### Goal
Write out all of the lines below, exactly and completely.

### Data listing
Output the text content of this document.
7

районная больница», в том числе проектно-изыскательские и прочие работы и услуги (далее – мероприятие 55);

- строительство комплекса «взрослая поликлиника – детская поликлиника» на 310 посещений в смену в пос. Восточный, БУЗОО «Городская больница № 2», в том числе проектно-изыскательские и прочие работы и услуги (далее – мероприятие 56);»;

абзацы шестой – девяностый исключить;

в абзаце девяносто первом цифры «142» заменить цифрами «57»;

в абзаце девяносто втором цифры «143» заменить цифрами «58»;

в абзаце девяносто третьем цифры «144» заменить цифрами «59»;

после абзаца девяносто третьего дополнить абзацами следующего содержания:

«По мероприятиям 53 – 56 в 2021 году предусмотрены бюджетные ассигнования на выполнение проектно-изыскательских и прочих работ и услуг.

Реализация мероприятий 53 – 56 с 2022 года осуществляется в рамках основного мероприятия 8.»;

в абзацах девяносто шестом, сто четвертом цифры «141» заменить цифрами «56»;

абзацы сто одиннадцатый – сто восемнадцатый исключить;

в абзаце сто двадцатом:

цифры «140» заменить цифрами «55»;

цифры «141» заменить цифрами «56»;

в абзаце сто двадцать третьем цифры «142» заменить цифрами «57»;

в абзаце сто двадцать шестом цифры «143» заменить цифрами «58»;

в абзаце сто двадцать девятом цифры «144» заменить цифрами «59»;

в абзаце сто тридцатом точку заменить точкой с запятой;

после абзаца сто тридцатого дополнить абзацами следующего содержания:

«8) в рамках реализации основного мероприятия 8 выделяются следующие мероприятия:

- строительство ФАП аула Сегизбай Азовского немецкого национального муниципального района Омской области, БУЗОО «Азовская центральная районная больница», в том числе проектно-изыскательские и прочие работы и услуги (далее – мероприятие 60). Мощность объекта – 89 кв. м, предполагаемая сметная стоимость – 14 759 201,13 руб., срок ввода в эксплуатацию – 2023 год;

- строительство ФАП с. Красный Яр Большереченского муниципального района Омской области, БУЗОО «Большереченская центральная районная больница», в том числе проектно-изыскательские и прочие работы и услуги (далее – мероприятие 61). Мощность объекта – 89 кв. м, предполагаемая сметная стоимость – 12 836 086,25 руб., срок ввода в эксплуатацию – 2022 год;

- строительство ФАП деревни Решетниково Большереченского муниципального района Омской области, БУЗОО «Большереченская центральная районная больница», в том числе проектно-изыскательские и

### Result for this exercise
Output the text content of this document.
7

районная больница», в том числе проектно-изыскательские и прочие работы и услуги (далее – мероприятие 55);

- строительство комплекса «взрослая поликлиника – детская поликлиника» на 310 посещений в смену в пос. Восточный, БУЗОО «Городская больница № 2», в том числе проектно-изыскательские и прочие работы и услуги (далее – мероприятие 56);»;

абзацы шестой – девяностый исключить;

в абзаце девяносто первом цифры «142» заменить цифрами «57»;

в абзаце девяносто втором цифры «143» заменить цифрами «58»;

в абзаце девяносто третьем цифры «144» заменить цифрами «59»;

после абзаца девяносто третьего дополнить абзацами следующего содержания:

«По мероприятиям 53 – 56 в 2021 году предусмотрены бюджетные ассигнования на выполнение проектно-изыскательских и прочих работ и услуг.

Реализация мероприятий 53 – 56 с 2022 года осуществляется в рамках основного мероприятия 8.»;

в абзацах девяносто шестом, сто четвертом цифры «141» заменить цифрами «56»;

абзацы сто одиннадцатый – сто восемнадцатый исключить;

в абзаце сто двадцатом:

цифры «140» заменить цифрами «55»;

цифры «141» заменить цифрами «56»;

в абзаце сто двадцать третьем цифры «142» заменить цифрами «57»;

в абзаце сто двадцать шестом цифры «143» заменить цифрами «58»;

в абзаце сто двадцать девятом цифры «144» заменить цифрами «59»;

в абзаце сто тридцатом точку заменить точкой с запятой;

после абзаца сто тридцатого дополнить абзацами следующего содержания:

«8) в рамках реализации основного мероприятия 8 выделяются следующие мероприятия:

- строительство ФАП аула Сегизбай Азовского немецкого национального муниципального района Омской области, БУЗОО «Азовская центральная районная больница», в том числе проектно-изыскательские и прочие работы и услуги (далее – мероприятие 60). Мощность объекта – 89 кв. м, предполагаемая сметная стоимость – 14 759 201,13 руб., срок ввода в эксплуатацию – 2023 год;

- строительство ФАП с. Красный Яр Большереченского муниципального района Омской области, БУЗОО «Большереченская центральная районная больница», в том числе проектно-изыскательские и прочие работы и услуги (далее – мероприятие 61). Мощность объекта – 89 кв. м, предполагаемая сметная стоимость – 12 836 086,25 руб., срок ввода в эксплуатацию – 2022 год;

- строительство ФАП деревни Решетниково Большереченского муниципального района Омской области, БУЗОО «Большереченская центральная районная больница», в том числе проектно-изыскательские и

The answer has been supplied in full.